— start of Material provided —
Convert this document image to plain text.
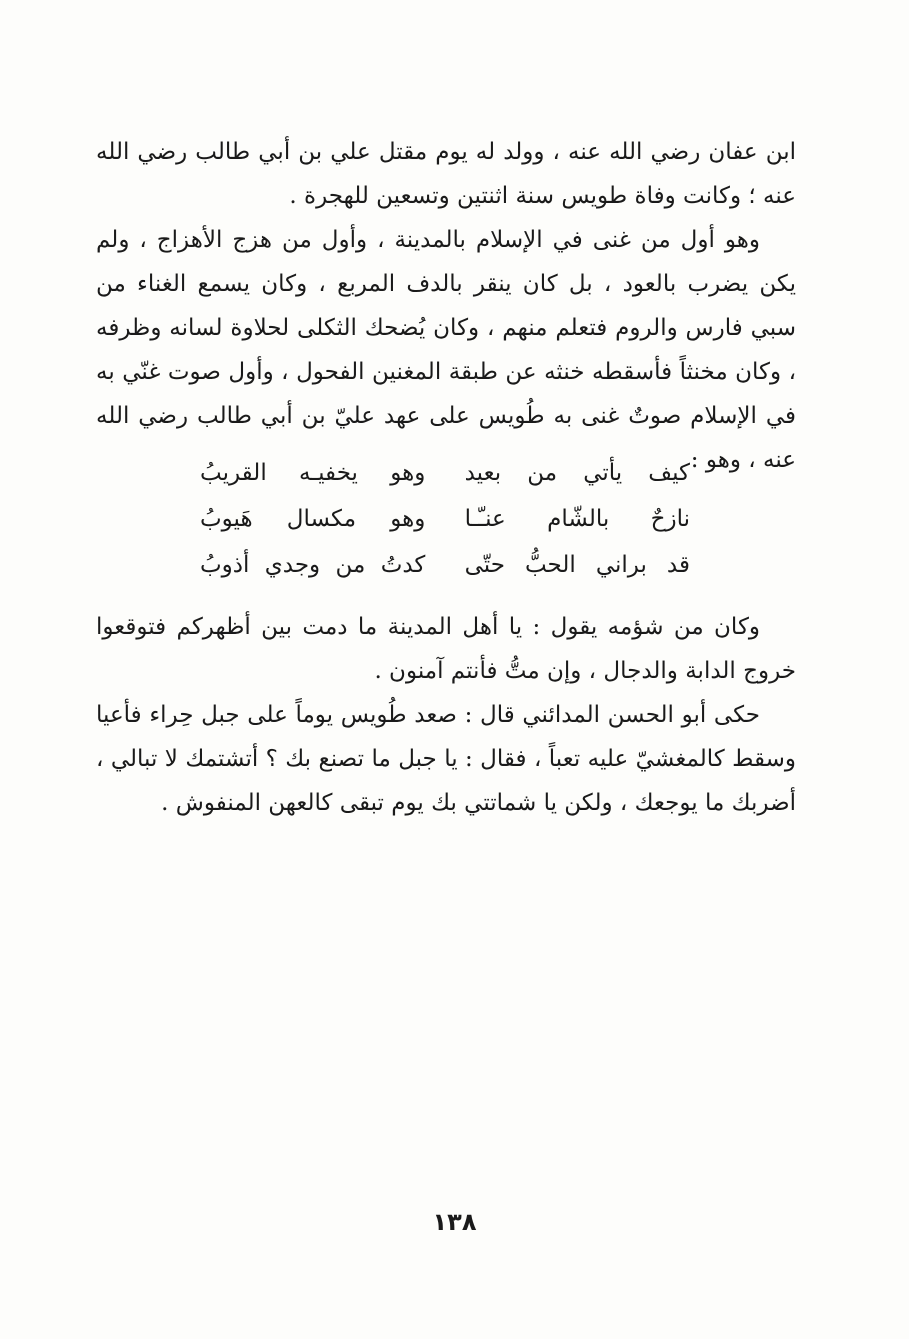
ابن عفان رضي الله عنه ، وولد له يوم مقتل علي بن أبي طالب رضي الله عنه ؛ وكانت وفاة طويس سنة اثنتين وتسعين للهجرة .

وهو أول من غنى في الإسلام بالمدينة ، وأول من هزج الأهزاج ، ولم يكن يضرب بالعود ، بل كان ينقر بالدف المربع ، وكان يسمع الغناء من سبي فارس والروم فتعلم منهم ، وكان يُضحك الثكلى لحلاوة لسانه وظرفه ، وكان مخنثاً فأسقطه خنثه عن طبقة المغنين الفحول ، وأول صوت غنّي به في الإسلام صوتٌ غنى به طُويس على عهد عليّ بن أبي طالب رضي الله عنه ، وهو :

كيف يأتي من بعيد
وهو يخفيـه القريبُ
نازحٌ بالشّام عنـّـا
وهو مكسال هَيوبُ
قد براني الحبُّ حتّى
كدتُ من وجدي أذوبُ

وكان من شؤمه يقول : يا أهل المدينة ما دمت بين أظهركم فتوقعوا خروج الدابة والدجال ، وإن متُّ فأنتم آمنون .

حكى أبو الحسن المدائني قال : صعد طُويس يوماً على جبل حِراء فأعيا وسقط كالمغشيّ عليه تعباً ، فقال : يا جبل ما تصنع بك ؟ أتشتمك لا تبالي ، أضربك ما يوجعك ، ولكن يا شماتتي بك يوم تبقى كالعهن المنفوش .

١٣٨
— end of Material provided —
> **Given request**
Gather, from the listing above, every line carrying the word "الله".

> **Task solution**
ابن عفان رضي الله عنه ، وولد له يوم مقتل علي بن أبي طالب رضي الله عنه ؛ وكانت وفاة طويس سنة اثنتين وتسعين للهجرة .
وهو أول من غنى في الإسلام بالمدينة ، وأول من هزج الأهزاج ، ولم يكن يضرب بالعود ، بل كان ينقر بالدف المربع ، وكان يسمع الغناء من سبي فارس والروم فتعلم منهم ، وكان يُضحك الثكلى لحلاوة لسانه وظرفه ، وكان مخنثاً فأسقطه خنثه عن طبقة المغنين الفحول ، وأول صوت غنّي به في الإسلام صوتٌ غنى به طُويس على عهد عليّ بن أبي طالب رضي الله عنه ، وهو :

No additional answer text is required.